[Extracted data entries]
☆ ☆ ☆ ☆ ☆ ☆ ☆

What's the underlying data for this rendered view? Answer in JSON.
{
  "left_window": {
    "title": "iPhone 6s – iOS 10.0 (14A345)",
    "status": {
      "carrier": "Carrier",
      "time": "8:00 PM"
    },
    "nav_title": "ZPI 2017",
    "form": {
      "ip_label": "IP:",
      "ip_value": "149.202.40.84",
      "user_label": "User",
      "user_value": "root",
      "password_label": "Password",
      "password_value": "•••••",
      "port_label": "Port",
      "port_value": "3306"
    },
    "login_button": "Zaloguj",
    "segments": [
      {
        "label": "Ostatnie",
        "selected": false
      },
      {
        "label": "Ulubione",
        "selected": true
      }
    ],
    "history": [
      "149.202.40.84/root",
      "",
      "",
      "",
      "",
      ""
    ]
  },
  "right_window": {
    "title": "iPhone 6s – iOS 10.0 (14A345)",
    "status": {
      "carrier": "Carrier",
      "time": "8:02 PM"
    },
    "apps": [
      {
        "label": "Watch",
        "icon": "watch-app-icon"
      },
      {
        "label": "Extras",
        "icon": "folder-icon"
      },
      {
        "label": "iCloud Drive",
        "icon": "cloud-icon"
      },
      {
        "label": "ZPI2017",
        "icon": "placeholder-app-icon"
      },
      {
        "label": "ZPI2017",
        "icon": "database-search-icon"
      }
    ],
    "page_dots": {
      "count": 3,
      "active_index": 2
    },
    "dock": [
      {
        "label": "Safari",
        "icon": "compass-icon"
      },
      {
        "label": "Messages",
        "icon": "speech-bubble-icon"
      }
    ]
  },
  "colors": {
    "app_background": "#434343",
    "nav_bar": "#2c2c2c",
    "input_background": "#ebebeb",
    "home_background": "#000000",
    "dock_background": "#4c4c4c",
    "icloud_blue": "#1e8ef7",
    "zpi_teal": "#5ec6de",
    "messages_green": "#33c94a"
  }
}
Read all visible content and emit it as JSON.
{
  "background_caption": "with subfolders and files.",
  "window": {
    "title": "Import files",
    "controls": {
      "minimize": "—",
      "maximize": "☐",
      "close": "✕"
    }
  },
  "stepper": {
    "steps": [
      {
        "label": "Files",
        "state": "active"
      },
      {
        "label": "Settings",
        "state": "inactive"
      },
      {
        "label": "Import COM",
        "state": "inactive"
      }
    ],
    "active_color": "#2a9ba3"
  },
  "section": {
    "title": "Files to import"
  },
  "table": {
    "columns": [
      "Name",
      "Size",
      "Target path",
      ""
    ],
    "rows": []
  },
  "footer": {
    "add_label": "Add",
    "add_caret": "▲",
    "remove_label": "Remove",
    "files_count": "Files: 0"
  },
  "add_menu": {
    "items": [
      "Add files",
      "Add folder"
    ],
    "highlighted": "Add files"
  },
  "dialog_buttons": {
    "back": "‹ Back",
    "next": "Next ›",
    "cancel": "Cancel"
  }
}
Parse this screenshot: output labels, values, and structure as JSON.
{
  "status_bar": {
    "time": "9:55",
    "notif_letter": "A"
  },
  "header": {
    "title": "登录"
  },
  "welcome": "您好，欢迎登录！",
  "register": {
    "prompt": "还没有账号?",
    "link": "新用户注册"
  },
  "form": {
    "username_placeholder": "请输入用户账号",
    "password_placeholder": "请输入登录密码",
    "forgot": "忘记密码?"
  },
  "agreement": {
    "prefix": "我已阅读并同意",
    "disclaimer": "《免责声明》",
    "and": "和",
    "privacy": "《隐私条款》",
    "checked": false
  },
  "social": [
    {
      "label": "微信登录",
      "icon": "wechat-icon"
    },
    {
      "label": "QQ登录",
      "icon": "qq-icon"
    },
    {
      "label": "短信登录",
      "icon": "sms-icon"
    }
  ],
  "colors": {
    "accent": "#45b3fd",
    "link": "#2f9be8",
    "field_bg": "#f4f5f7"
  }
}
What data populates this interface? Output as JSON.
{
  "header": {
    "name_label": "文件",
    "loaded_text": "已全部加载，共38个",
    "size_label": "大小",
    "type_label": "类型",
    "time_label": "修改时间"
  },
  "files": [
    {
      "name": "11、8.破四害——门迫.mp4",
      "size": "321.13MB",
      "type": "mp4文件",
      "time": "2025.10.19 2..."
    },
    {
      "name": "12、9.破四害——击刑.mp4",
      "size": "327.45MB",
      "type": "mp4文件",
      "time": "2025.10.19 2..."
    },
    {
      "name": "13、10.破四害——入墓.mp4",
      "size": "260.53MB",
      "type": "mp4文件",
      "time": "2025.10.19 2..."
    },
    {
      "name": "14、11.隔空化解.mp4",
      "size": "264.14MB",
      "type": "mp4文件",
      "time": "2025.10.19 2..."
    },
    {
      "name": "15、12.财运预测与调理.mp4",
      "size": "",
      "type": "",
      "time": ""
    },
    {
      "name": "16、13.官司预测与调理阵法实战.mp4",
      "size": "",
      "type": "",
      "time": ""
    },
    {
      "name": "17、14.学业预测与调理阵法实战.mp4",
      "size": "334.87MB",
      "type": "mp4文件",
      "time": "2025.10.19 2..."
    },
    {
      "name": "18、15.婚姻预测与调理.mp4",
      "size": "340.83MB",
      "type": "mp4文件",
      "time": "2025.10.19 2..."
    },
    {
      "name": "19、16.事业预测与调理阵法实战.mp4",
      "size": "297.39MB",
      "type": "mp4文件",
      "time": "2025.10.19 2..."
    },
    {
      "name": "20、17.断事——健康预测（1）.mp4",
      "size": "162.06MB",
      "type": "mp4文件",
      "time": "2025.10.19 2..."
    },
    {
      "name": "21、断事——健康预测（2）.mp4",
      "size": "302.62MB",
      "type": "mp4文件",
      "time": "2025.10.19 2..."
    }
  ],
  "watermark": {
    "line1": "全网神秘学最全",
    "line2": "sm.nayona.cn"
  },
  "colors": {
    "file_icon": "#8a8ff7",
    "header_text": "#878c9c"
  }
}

☆ ☆ ☆ ☆ ☆ ☆ ☆

- [TASK] Print the complete listing again, exactly as it stands.

- [SOLVED EXERCISE]
What's the underlying data for this rendered view? Answer in JSON.
{
  "left_window": {
    "title": "iPhone 6s – iOS 10.0 (14A345)",
    "status": {
      "carrier": "Carrier",
      "time": "8:00 PM"
    },
    "nav_title": "ZPI 2017",
    "form": {
      "ip_label": "IP:",
      "ip_value": "149.202.40.84",
      "user_label": "User",
      "user_value": "root",
      "password_label": "Password",
      "password_value": "•••••",
      "port_label": "Port",
      "port_value": "3306"
    },
    "login_button": "Zaloguj",
    "segments": [
      {
        "label": "Ostatnie",
        "selected": false
      },
      {
        "label": "Ulubione",
        "selected": true
      }
    ],
    "history": [
      "149.202.40.84/root",
      "",
      "",
      "",
      "",
      ""
    ]
  },
  "right_window": {
    "title": "iPhone 6s – iOS 10.0 (14A345)",
    "status": {
      "carrier": "Carrier",
      "time": "8:02 PM"
    },
    "apps": [
      {
        "label": "Watch",
        "icon": "watch-app-icon"
      },
      {
        "label": "Extras",
        "icon": "folder-icon"
      },
      {
        "label": "iCloud Drive",
        "icon": "cloud-icon"
      },
      {
        "label": "ZPI2017",
        "icon": "placeholder-app-icon"
      },
      {
        "label": "ZPI2017",
        "icon": "database-search-icon"
      }
    ],
    "page_dots": {
      "count": 3,
      "active_index": 2
    },
    "dock": [
      {
        "label": "Safari",
        "icon": "compass-icon"
      },
      {
        "label": "Messages",
        "icon": "speech-bubble-icon"
      }
    ]
  },
  "colors": {
    "app_background": "#434343",
    "nav_bar": "#2c2c2c",
    "input_background": "#ebebeb",
    "home_background": "#000000",
    "dock_background": "#4c4c4c",
    "icloud_blue": "#1e8ef7",
    "zpi_teal": "#5ec6de",
    "messages_green": "#33c94a"
  }
}
Read all visible content and emit it as JSON.
{
  "background_caption": "with subfolders and files.",
  "window": {
    "title": "Import files",
    "controls": {
      "minimize": "—",
      "maximize": "☐",
      "close": "✕"
    }
  },
  "stepper": {
    "steps": [
      {
        "label": "Files",
        "state": "active"
      },
      {
        "label": "Settings",
        "state": "inactive"
      },
      {
        "label": "Import COM",
        "state": "inactive"
      }
    ],
    "active_color": "#2a9ba3"
  },
  "section": {
    "title": "Files to import"
  },
  "table": {
    "columns": [
      "Name",
      "Size",
      "Target path",
      ""
    ],
    "rows": []
  },
  "footer": {
    "add_label": "Add",
    "add_caret": "▲",
    "remove_label": "Remove",
    "files_count": "Files: 0"
  },
  "add_menu": {
    "items": [
      "Add files",
      "Add folder"
    ],
    "highlighted": "Add files"
  },
  "dialog_buttons": {
    "back": "‹ Back",
    "next": "Next ›",
    "cancel": "Cancel"
  }
}
Parse this screenshot: output labels, values, and structure as JSON.
{
  "status_bar": {
    "time": "9:55",
    "notif_letter": "A"
  },
  "header": {
    "title": "登录"
  },
  "welcome": "您好，欢迎登录！",
  "register": {
    "prompt": "还没有账号?",
    "link": "新用户注册"
  },
  "form": {
    "username_placeholder": "请输入用户账号",
    "password_placeholder": "请输入登录密码",
    "forgot": "忘记密码?"
  },
  "agreement": {
    "prefix": "我已阅读并同意",
    "disclaimer": "《免责声明》",
    "and": "和",
    "privacy": "《隐私条款》",
    "checked": false
  },
  "social": [
    {
      "label": "微信登录",
      "icon": "wechat-icon"
    },
    {
      "label": "QQ登录",
      "icon": "qq-icon"
    },
    {
      "label": "短信登录",
      "icon": "sms-icon"
    }
  ],
  "colors": {
    "accent": "#45b3fd",
    "link": "#2f9be8",
    "field_bg": "#f4f5f7"
  }
}
What data populates this interface? Output as JSON.
{
  "header": {
    "name_label": "文件",
    "loaded_text": "已全部加载，共38个",
    "size_label": "大小",
    "type_label": "类型",
    "time_label": "修改时间"
  },
  "files": [
    {
      "name": "11、8.破四害——门迫.mp4",
      "size": "321.13MB",
      "type": "mp4文件",
      "time": "2025.10.19 2..."
    },
    {
      "name": "12、9.破四害——击刑.mp4",
      "size": "327.45MB",
      "type": "mp4文件",
      "time": "2025.10.19 2..."
    },
    {
      "name": "13、10.破四害——入墓.mp4",
      "size": "260.53MB",
      "type": "mp4文件",
      "time": "2025.10.19 2..."
    },
    {
      "name": "14、11.隔空化解.mp4",
      "size": "264.14MB",
      "type": "mp4文件",
      "time": "2025.10.19 2..."
    },
    {
      "name": "15、12.财运预测与调理.mp4",
      "size": "",
      "type": "",
      "time": ""
    },
    {
      "name": "16、13.官司预测与调理阵法实战.mp4",
      "size": "",
      "type": "",
      "time": ""
    },
    {
      "name": "17、14.学业预测与调理阵法实战.mp4",
      "size": "334.87MB",
      "type": "mp4文件",
      "time": "2025.10.19 2..."
    },
    {
      "name": "18、15.婚姻预测与调理.mp4",
      "size": "340.83MB",
      "type": "mp4文件",
      "time": "2025.10.19 2..."
    },
    {
      "name": "19、16.事业预测与调理阵法实战.mp4",
      "size": "297.39MB",
      "type": "mp4文件",
      "time": "2025.10.19 2..."
    },
    {
      "name": "20、17.断事——健康预测（1）.mp4",
      "size": "162.06MB",
      "type": "mp4文件",
      "time": "2025.10.19 2..."
    },
    {
      "name": "21、断事——健康预测（2）.mp4",
      "size": "302.62MB",
      "type": "mp4文件",
      "time": "2025.10.19 2..."
    }
  ],
  "watermark": {
    "line1": "全网神秘学最全",
    "line2": "sm.nayona.cn"
  },
  "colors": {
    "file_icon": "#8a8ff7",
    "header_text": "#878c9c"
  }
}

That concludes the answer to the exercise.